> WHAT IS ASKED: Type out the complete listing below word for word, without its pictures.

> DATA FOR THE TASK:
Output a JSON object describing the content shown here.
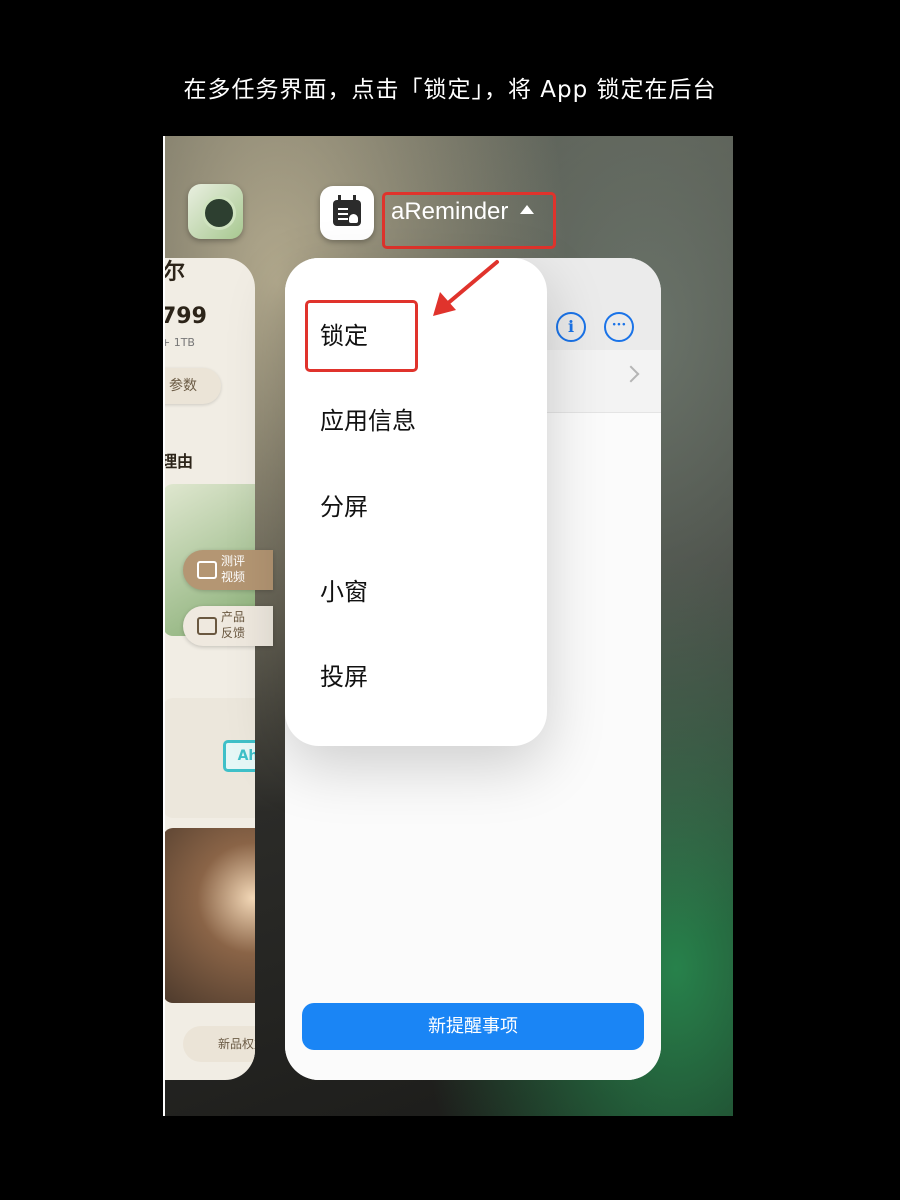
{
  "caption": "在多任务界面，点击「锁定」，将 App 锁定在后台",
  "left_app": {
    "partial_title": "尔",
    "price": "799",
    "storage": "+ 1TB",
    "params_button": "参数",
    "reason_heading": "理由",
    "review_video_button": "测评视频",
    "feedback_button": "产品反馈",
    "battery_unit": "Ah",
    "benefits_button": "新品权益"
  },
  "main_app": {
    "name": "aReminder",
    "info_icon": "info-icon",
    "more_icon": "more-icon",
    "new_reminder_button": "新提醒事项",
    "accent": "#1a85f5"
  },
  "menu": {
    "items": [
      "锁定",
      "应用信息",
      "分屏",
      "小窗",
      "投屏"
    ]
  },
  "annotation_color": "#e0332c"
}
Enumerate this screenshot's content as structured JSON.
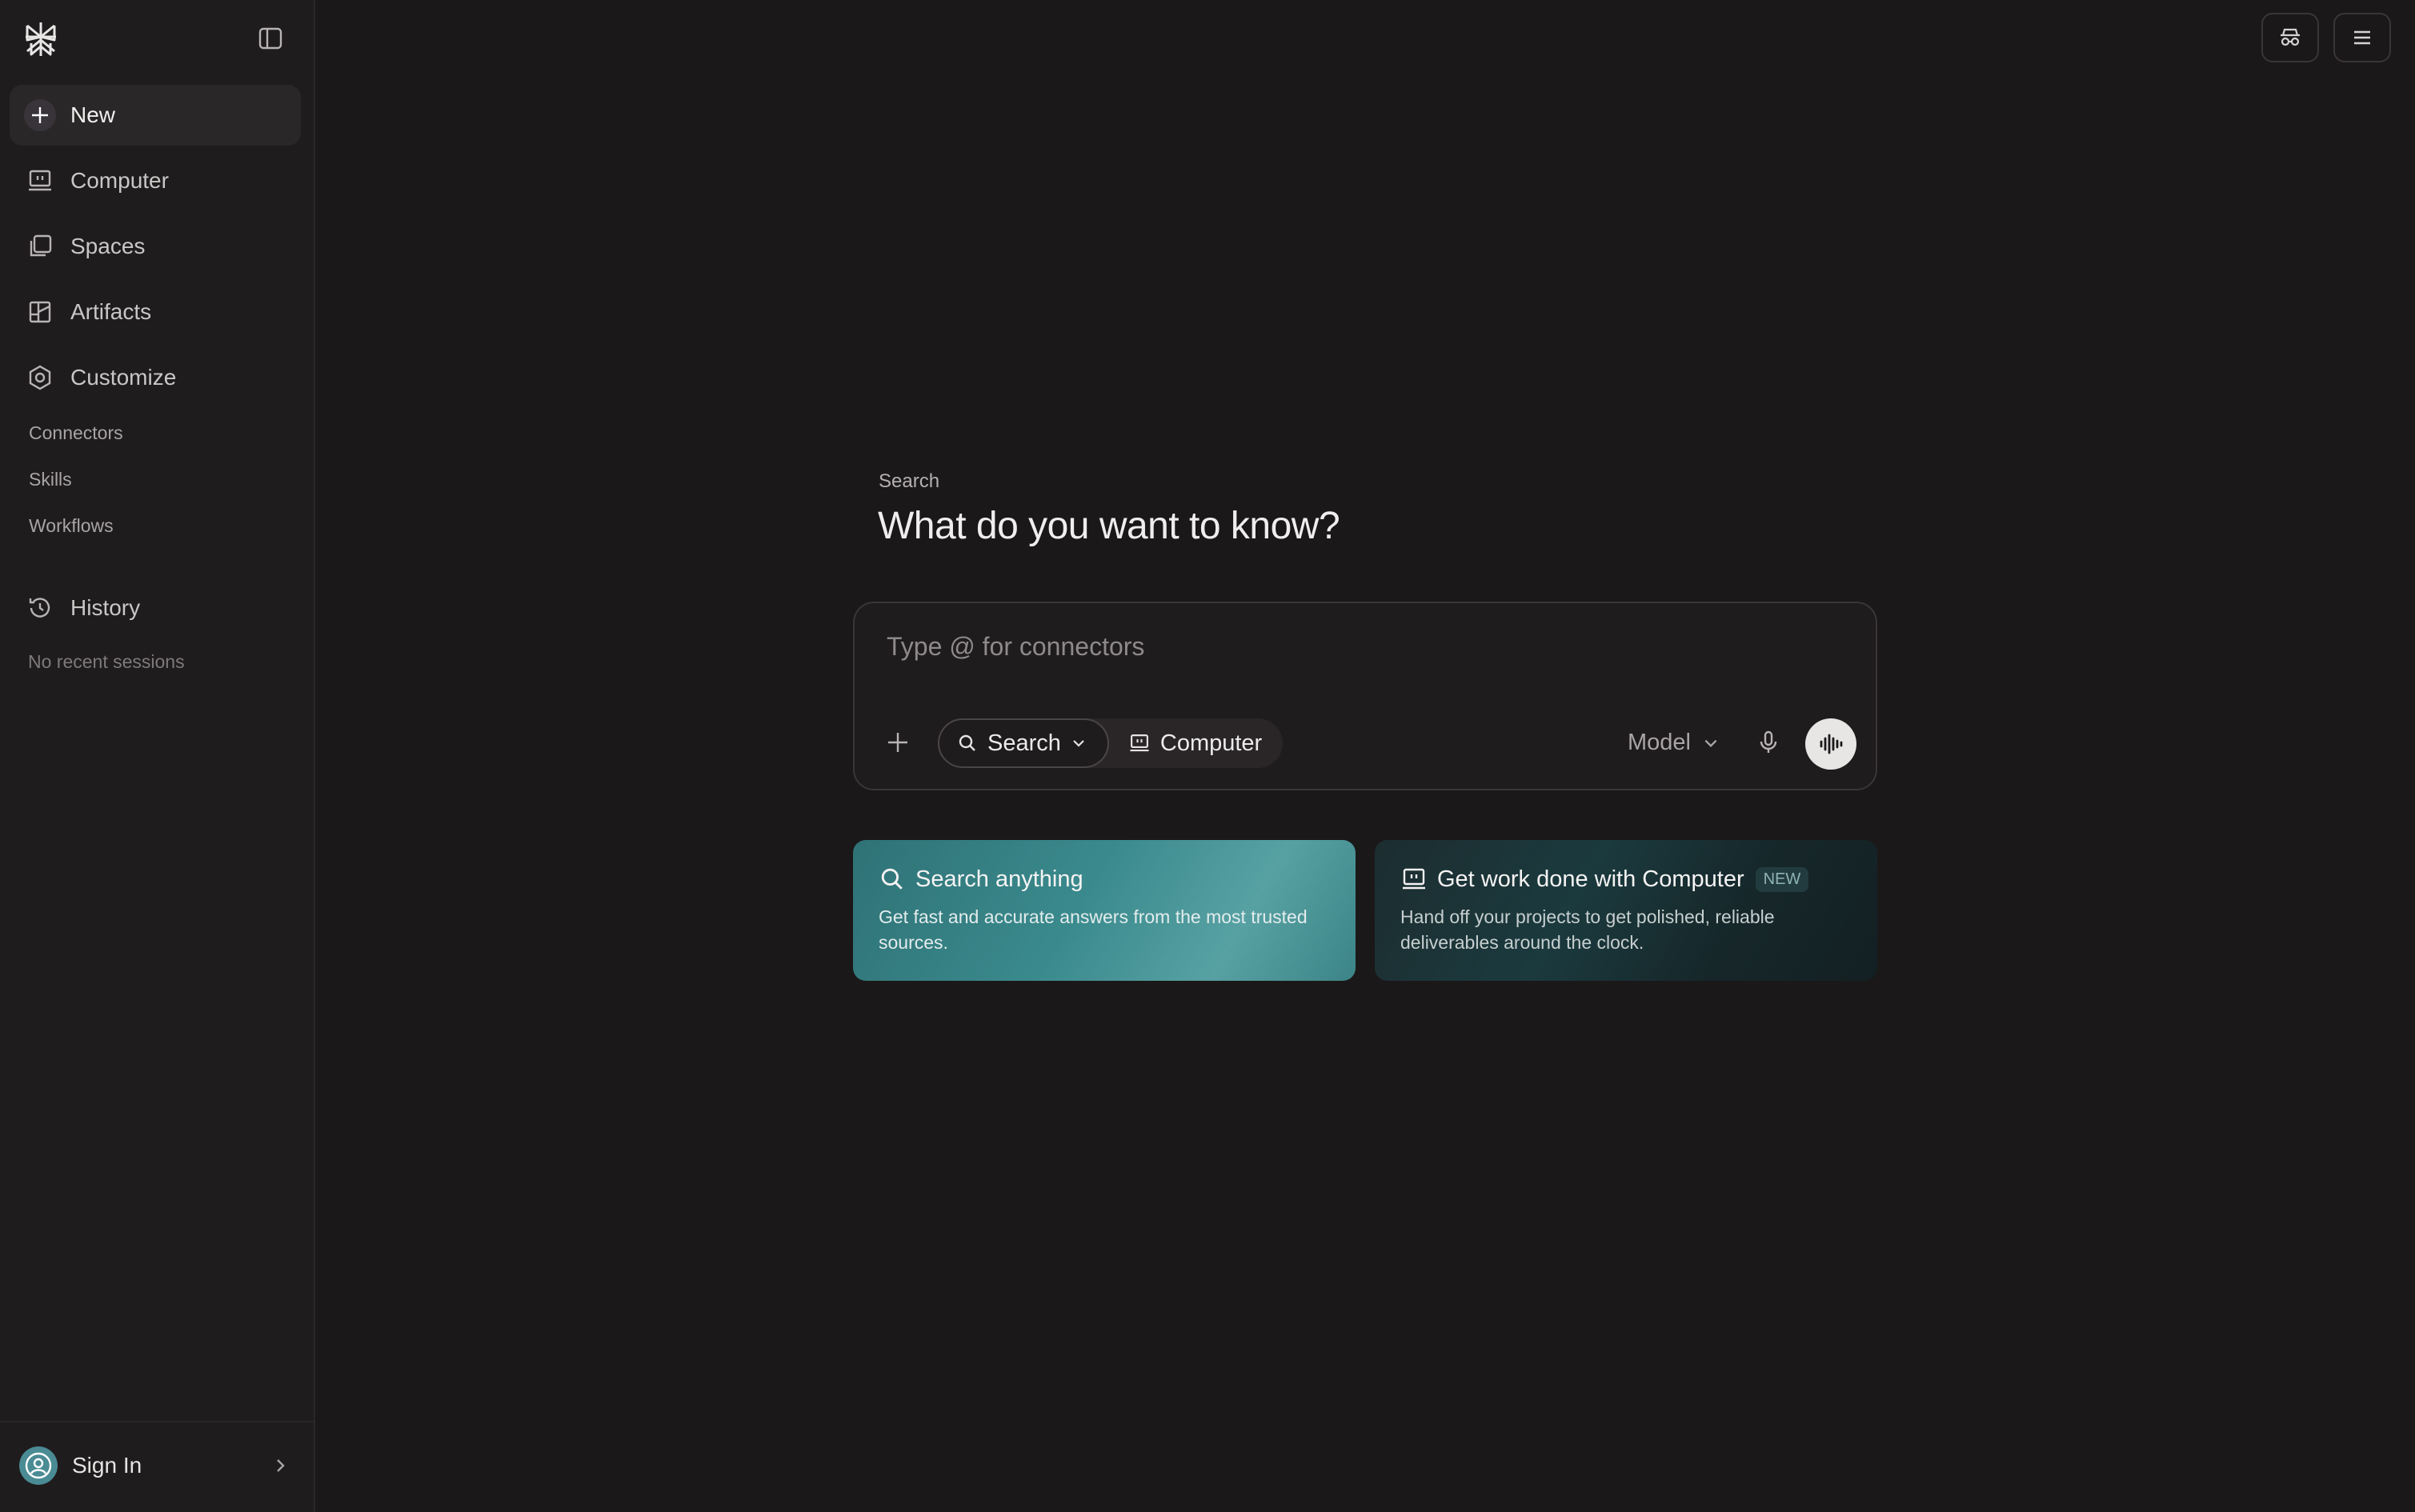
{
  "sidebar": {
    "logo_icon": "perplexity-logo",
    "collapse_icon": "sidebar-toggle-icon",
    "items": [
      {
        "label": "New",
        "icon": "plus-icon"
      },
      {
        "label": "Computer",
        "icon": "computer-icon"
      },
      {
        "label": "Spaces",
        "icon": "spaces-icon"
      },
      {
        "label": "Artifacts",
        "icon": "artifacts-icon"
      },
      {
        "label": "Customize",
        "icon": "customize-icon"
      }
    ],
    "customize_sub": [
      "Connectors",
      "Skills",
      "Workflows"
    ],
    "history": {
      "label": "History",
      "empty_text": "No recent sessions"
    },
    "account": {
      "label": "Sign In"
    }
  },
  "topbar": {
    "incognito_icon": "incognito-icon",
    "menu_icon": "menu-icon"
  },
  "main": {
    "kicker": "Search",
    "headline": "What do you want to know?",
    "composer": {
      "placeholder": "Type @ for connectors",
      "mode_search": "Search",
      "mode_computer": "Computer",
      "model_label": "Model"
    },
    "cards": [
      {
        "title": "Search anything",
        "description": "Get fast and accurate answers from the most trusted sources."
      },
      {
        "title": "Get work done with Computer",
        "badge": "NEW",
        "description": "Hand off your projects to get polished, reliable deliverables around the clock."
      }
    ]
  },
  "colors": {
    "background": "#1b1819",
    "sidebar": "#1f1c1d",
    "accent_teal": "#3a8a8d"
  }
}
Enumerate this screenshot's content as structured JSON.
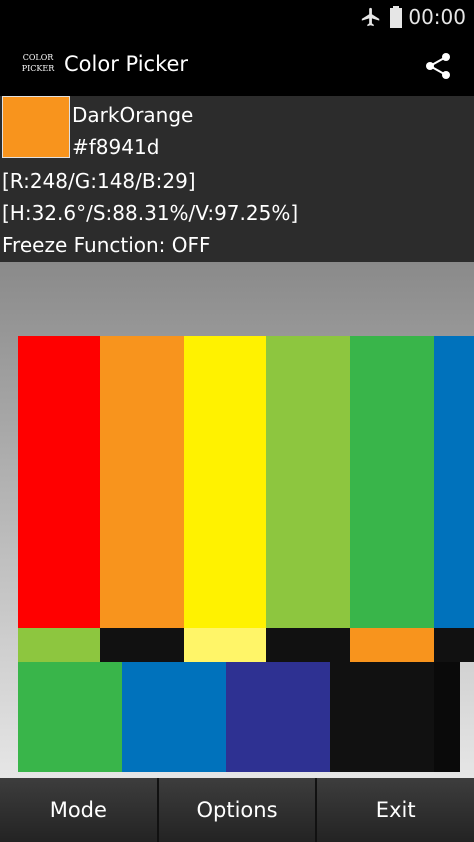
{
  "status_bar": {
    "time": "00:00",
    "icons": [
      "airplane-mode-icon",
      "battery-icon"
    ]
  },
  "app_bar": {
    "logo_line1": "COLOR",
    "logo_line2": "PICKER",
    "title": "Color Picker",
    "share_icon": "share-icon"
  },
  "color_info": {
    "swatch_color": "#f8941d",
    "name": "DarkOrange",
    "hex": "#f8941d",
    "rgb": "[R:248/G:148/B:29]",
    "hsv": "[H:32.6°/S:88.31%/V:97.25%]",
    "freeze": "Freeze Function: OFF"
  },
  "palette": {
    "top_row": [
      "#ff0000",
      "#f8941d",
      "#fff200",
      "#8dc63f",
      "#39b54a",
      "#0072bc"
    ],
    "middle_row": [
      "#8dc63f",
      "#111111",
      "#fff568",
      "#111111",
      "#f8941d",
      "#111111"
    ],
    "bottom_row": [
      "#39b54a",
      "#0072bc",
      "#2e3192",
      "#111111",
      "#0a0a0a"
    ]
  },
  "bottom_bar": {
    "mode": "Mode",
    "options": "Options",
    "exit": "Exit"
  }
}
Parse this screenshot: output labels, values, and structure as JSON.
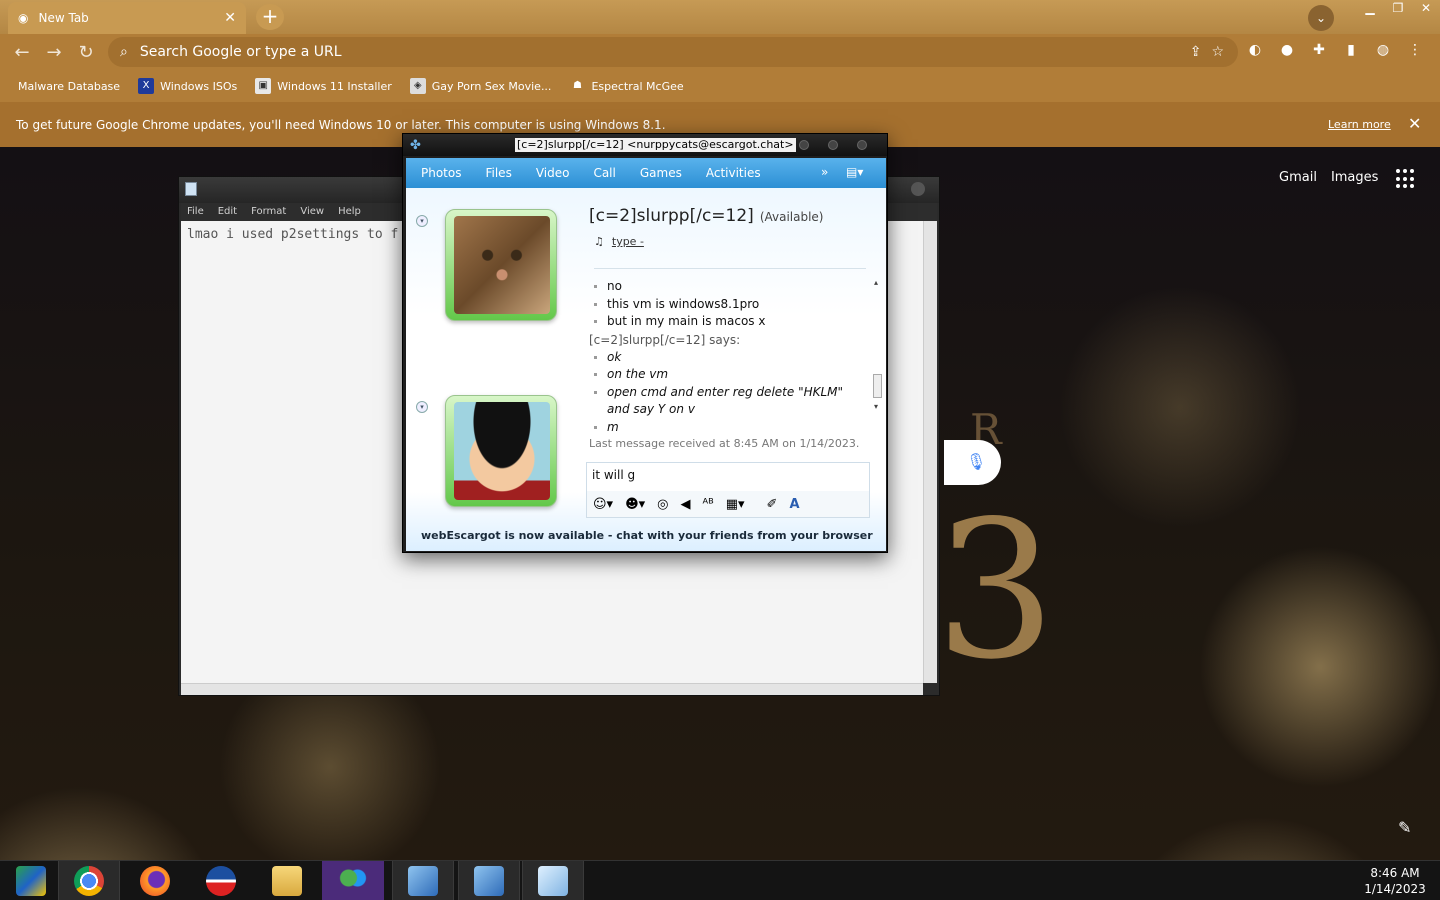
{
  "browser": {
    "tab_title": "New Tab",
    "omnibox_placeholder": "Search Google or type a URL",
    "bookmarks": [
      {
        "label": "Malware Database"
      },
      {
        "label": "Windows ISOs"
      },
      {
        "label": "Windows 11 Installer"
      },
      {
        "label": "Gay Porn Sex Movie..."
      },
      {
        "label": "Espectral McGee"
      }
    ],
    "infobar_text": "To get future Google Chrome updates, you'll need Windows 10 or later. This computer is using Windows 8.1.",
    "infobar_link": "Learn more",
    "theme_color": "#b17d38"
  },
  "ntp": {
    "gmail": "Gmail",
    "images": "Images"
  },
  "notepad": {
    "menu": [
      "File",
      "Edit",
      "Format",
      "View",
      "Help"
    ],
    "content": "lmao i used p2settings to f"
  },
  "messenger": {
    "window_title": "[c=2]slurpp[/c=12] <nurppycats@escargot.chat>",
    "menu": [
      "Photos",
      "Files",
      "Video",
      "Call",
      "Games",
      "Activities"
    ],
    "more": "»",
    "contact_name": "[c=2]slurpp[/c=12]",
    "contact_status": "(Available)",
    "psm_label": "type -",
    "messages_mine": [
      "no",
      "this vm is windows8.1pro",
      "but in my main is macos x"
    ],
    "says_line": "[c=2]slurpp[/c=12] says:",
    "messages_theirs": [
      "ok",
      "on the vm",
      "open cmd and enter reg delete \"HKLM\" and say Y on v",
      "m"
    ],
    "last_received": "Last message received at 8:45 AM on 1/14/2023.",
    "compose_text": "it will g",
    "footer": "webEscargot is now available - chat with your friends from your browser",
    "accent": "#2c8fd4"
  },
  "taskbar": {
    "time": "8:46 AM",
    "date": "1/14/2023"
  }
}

> FULL RESPONSE:
Output a JSON object describing the content shown here.
{
  "caption": "在多任务界面，点击「锁定」，将 App 锁定在后台",
  "left_app": {
    "partial_title": "尔",
    "price": "799",
    "storage": "+ 1TB",
    "params_button": "参数",
    "reason_heading": "理由",
    "review_video_button": "测评视频",
    "feedback_button": "产品反馈",
    "battery_unit": "Ah",
    "benefits_button": "新品权益"
  },
  "main_app": {
    "name": "aReminder",
    "info_icon": "info-icon",
    "more_icon": "more-icon",
    "new_reminder_button": "新提醒事项",
    "accent": "#1a85f5"
  },
  "menu": {
    "items": [
      "锁定",
      "应用信息",
      "分屏",
      "小窗",
      "投屏"
    ]
  },
  "annotation_color": "#e0332c"
}
Enumerate this screenshot's content as structured JSON.
{
  "sidebar": {
    "logo_icon": "perplexity-logo",
    "collapse_icon": "sidebar-toggle-icon",
    "items": [
      {
        "label": "New",
        "icon": "plus-icon"
      },
      {
        "label": "Computer",
        "icon": "computer-icon"
      },
      {
        "label": "Spaces",
        "icon": "spaces-icon"
      },
      {
        "label": "Artifacts",
        "icon": "artifacts-icon"
      },
      {
        "label": "Customize",
        "icon": "customize-icon"
      }
    ],
    "customize_sub": [
      "Connectors",
      "Skills",
      "Workflows"
    ],
    "history": {
      "label": "History",
      "empty_text": "No recent sessions"
    },
    "account": {
      "label": "Sign In"
    }
  },
  "topbar": {
    "incognito_icon": "incognito-icon",
    "menu_icon": "menu-icon"
  },
  "main": {
    "kicker": "Search",
    "headline": "What do you want to know?",
    "composer": {
      "placeholder": "Type @ for connectors",
      "mode_search": "Search",
      "mode_computer": "Computer",
      "model_label": "Model"
    },
    "cards": [
      {
        "title": "Search anything",
        "description": "Get fast and accurate answers from the most trusted sources."
      },
      {
        "title": "Get work done with Computer",
        "badge": "NEW",
        "description": "Hand off your projects to get polished, reliable deliverables around the clock."
      }
    ]
  },
  "colors": {
    "background": "#1b1819",
    "sidebar": "#1f1c1d",
    "accent_teal": "#3a8a8d"
  }
}
Enumerate this screenshot's content as structured JSON.
{
  "status_bar": {
    "time": "00:00",
    "icons": [
      "airplane-mode-icon",
      "battery-icon"
    ]
  },
  "app_bar": {
    "logo_line1": "COLOR",
    "logo_line2": "PICKER",
    "title": "Color Picker",
    "share_icon": "share-icon"
  },
  "color_info": {
    "swatch_color": "#f8941d",
    "name": "DarkOrange",
    "hex": "#f8941d",
    "rgb": "[R:248/G:148/B:29]",
    "hsv": "[H:32.6°/S:88.31%/V:97.25%]",
    "freeze": "Freeze Function: OFF"
  },
  "palette": {
    "top_row": [
      "#ff0000",
      "#f8941d",
      "#fff200",
      "#8dc63f",
      "#39b54a",
      "#0072bc"
    ],
    "middle_row": [
      "#8dc63f",
      "#111111",
      "#fff568",
      "#111111",
      "#f8941d",
      "#111111"
    ],
    "bottom_row": [
      "#39b54a",
      "#0072bc",
      "#2e3192",
      "#111111",
      "#0a0a0a"
    ]
  },
  "bottom_bar": {
    "mode": "Mode",
    "options": "Options",
    "exit": "Exit"
  }
}
Parse this screenshot: output labels, values, and structure as JSON.
{
  "browser": {
    "tab_title": "New Tab",
    "omnibox_placeholder": "Search Google or type a URL",
    "bookmarks": [
      {
        "label": "Malware Database"
      },
      {
        "label": "Windows ISOs"
      },
      {
        "label": "Windows 11 Installer"
      },
      {
        "label": "Gay Porn Sex Movie..."
      },
      {
        "label": "Espectral McGee"
      }
    ],
    "infobar_text": "To get future Google Chrome updates, you'll need Windows 10 or later. This computer is using Windows 8.1.",
    "infobar_link": "Learn more",
    "theme_color": "#b17d38"
  },
  "ntp": {
    "gmail": "Gmail",
    "images": "Images"
  },
  "notepad": {
    "menu": [
      "File",
      "Edit",
      "Format",
      "View",
      "Help"
    ],
    "content": "lmao i used p2settings to f"
  },
  "messenger": {
    "window_title": "[c=2]slurpp[/c=12] <nurppycats@escargot.chat>",
    "menu": [
      "Photos",
      "Files",
      "Video",
      "Call",
      "Games",
      "Activities"
    ],
    "more": "»",
    "contact_name": "[c=2]slurpp[/c=12]",
    "contact_status": "(Available)",
    "psm_label": "type -",
    "messages_mine": [
      "no",
      "this vm is windows8.1pro",
      "but in my main is macos x"
    ],
    "says_line": "[c=2]slurpp[/c=12] says:",
    "messages_theirs": [
      "ok",
      "on the vm",
      "open cmd and enter reg delete \"HKLM\" and say Y on v",
      "m"
    ],
    "last_received": "Last message received at 8:45 AM on 1/14/2023.",
    "compose_text": "it will g",
    "footer": "webEscargot is now available - chat with your friends from your browser",
    "accent": "#2c8fd4"
  },
  "taskbar": {
    "time": "8:46 AM",
    "date": "1/14/2023"
  }
}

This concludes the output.